**Directions**
Go through the entries below and retype them exactly, omitting each picture.

# # # # # # #

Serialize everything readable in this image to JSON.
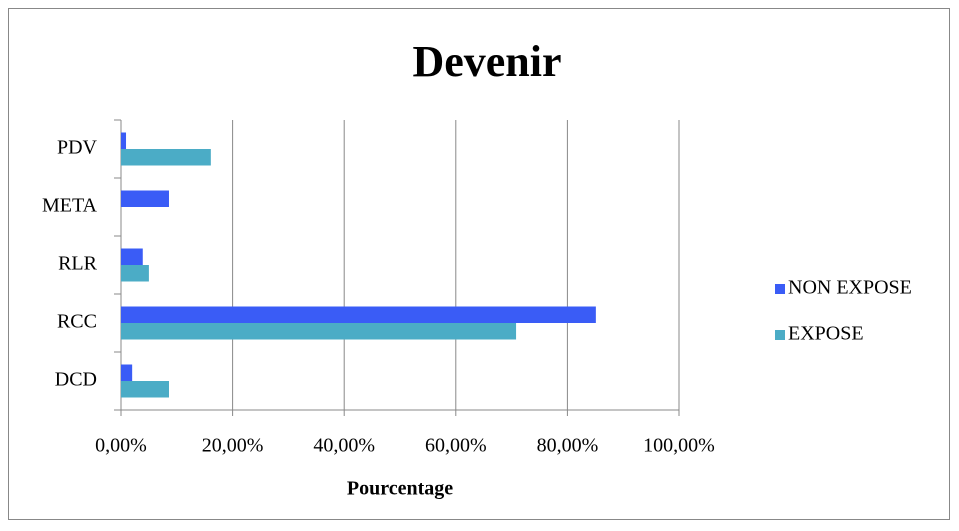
{
  "chart_data": {
    "type": "bar",
    "orientation": "horizontal",
    "title": "Devenir",
    "x_label": "Pourcentage",
    "categories": [
      "PDV",
      "META",
      "RLR",
      "RCC",
      "DCD"
    ],
    "series": [
      {
        "name": "NON EXPOSE",
        "color": "#3a5cf6",
        "values": [
          0.9,
          8.6,
          3.9,
          85.1,
          2.0
        ]
      },
      {
        "name": "EXPOSE",
        "color": "#4bacc6",
        "values": [
          16.1,
          0,
          5.0,
          70.8,
          8.6
        ]
      }
    ],
    "xlim": [
      0,
      100
    ],
    "xticks": [
      {
        "value": 0,
        "label": "0,00%"
      },
      {
        "value": 20,
        "label": "20,00%"
      },
      {
        "value": 40,
        "label": "40,00%"
      },
      {
        "value": 60,
        "label": "60,00%"
      },
      {
        "value": 80,
        "label": "80,00%"
      },
      {
        "value": 100,
        "label": "100,00%"
      }
    ],
    "grid": true,
    "legend": "right"
  }
}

# # # # # # #

**Finished exercise**
Serialize everything readable in this image to JSON.
{
  "chart_data": {
    "type": "bar",
    "orientation": "horizontal",
    "title": "Devenir",
    "x_label": "Pourcentage",
    "categories": [
      "PDV",
      "META",
      "RLR",
      "RCC",
      "DCD"
    ],
    "series": [
      {
        "name": "NON EXPOSE",
        "color": "#3a5cf6",
        "values": [
          0.9,
          8.6,
          3.9,
          85.1,
          2.0
        ]
      },
      {
        "name": "EXPOSE",
        "color": "#4bacc6",
        "values": [
          16.1,
          0,
          5.0,
          70.8,
          8.6
        ]
      }
    ],
    "xlim": [
      0,
      100
    ],
    "xticks": [
      {
        "value": 0,
        "label": "0,00%"
      },
      {
        "value": 20,
        "label": "20,00%"
      },
      {
        "value": 40,
        "label": "40,00%"
      },
      {
        "value": 60,
        "label": "60,00%"
      },
      {
        "value": 80,
        "label": "80,00%"
      },
      {
        "value": 100,
        "label": "100,00%"
      }
    ],
    "grid": true,
    "legend": "right"
  }
}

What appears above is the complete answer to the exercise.